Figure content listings
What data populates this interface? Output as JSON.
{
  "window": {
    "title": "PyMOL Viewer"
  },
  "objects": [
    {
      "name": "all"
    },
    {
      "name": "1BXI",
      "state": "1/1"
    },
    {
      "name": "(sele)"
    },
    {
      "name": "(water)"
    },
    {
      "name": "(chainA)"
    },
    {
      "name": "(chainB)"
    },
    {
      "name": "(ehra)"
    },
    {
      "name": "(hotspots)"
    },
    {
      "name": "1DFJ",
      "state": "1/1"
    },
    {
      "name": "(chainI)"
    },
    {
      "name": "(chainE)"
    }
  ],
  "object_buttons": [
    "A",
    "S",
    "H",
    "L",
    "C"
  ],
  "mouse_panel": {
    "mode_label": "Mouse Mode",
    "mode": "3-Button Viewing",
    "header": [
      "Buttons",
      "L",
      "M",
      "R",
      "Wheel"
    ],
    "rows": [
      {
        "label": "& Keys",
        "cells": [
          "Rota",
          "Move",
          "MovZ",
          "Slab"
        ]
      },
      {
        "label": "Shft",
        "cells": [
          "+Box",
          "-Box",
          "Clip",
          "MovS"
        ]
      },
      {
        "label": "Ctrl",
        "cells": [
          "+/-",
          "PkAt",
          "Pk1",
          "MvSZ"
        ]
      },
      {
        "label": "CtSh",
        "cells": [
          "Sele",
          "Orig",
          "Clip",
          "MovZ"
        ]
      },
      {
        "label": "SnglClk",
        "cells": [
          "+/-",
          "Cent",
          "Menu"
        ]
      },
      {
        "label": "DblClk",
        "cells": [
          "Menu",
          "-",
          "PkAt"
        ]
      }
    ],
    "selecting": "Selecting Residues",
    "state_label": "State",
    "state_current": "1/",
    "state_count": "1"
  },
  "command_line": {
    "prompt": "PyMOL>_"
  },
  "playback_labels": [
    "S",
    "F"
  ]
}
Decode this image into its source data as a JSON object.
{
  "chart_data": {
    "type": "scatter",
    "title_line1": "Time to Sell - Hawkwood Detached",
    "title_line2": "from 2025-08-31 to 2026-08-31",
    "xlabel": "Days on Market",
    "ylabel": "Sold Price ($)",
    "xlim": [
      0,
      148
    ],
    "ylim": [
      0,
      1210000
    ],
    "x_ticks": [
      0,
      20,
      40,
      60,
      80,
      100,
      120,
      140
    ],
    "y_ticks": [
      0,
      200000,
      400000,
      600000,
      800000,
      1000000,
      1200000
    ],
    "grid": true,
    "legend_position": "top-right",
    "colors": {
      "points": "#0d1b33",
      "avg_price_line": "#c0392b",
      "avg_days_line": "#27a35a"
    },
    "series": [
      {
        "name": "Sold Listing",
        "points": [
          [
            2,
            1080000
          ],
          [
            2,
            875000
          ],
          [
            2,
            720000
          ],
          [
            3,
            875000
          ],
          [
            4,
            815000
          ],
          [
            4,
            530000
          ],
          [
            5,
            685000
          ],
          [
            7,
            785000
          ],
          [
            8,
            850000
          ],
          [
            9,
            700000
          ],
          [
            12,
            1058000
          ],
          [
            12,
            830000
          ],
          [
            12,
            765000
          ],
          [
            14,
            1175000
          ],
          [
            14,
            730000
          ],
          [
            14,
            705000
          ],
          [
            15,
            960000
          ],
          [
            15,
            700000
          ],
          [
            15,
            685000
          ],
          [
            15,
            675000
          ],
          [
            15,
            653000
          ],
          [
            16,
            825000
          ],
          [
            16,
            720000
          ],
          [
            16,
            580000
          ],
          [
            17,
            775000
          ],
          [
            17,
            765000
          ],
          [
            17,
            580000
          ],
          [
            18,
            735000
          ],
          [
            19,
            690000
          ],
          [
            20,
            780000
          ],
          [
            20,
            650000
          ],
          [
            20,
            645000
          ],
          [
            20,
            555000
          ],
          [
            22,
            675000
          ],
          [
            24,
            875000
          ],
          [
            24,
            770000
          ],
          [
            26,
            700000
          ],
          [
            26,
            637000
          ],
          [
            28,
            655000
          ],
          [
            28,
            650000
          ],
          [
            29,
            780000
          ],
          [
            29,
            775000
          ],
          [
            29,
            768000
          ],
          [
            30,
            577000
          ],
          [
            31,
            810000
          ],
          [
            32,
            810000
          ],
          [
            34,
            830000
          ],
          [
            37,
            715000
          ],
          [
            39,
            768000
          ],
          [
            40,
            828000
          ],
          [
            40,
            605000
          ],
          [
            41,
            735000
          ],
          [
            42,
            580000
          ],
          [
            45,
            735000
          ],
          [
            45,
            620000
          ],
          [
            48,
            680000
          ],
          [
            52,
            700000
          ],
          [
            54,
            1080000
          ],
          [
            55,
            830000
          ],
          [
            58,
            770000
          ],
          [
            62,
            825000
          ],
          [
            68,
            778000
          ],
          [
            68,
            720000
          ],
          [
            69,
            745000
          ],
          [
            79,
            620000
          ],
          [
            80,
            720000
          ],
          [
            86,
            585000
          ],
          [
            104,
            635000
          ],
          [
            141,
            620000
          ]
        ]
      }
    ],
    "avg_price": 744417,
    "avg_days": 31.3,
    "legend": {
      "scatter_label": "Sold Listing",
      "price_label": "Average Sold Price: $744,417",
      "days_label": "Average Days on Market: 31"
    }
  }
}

--- YOUR OBJECTIVE ---
Count how many lines of the listing above include "Market" and report that number alone.

--- RESULT BELOW ---
2